----- Entries provided -----

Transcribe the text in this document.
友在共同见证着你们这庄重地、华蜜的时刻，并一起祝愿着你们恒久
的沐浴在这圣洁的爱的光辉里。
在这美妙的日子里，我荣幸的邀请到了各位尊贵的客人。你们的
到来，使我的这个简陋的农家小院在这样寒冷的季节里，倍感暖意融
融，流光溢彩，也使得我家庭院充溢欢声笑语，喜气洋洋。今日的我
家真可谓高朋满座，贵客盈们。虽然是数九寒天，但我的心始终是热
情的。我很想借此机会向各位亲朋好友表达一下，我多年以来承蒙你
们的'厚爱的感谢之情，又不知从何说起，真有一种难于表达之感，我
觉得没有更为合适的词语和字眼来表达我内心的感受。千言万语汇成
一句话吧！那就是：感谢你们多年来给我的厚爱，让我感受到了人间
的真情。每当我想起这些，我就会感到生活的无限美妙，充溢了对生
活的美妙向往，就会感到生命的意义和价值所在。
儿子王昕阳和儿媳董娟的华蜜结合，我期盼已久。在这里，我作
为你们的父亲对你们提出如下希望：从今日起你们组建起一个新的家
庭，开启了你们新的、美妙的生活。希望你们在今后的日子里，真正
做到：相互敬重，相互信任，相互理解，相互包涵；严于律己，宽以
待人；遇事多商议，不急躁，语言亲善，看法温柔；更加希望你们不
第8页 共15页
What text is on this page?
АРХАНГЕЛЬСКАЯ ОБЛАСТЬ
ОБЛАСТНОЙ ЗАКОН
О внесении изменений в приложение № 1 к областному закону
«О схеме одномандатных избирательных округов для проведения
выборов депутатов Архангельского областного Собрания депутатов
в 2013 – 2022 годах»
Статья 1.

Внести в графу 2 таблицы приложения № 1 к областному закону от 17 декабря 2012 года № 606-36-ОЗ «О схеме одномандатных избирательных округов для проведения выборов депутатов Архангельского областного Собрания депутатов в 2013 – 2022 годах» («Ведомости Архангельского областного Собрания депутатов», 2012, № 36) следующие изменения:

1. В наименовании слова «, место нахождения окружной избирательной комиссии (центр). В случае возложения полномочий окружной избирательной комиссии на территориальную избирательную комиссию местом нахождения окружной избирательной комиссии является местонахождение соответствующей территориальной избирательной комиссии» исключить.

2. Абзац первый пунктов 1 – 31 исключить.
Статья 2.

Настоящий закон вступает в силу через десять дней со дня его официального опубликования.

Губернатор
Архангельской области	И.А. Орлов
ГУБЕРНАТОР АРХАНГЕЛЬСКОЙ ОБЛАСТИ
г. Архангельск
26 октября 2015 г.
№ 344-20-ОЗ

-----

Task to carry out:
Copy in full each line that holds the word "выборов".

Correct result:
выборов депутатов Архангельского областного Собрания депутатов
Внести в графу 2 таблицы приложения № 1 к областному закону от 17 декабря 2012 года № 606-36-ОЗ «О схеме одномандатных избирательных округов для проведения выборов депутатов Архангельского областного Собрания депутатов в 2013 – 2022 годах» («Ведомости Архангельского областного Собрания депутатов», 2012, № 36) следующие изменения:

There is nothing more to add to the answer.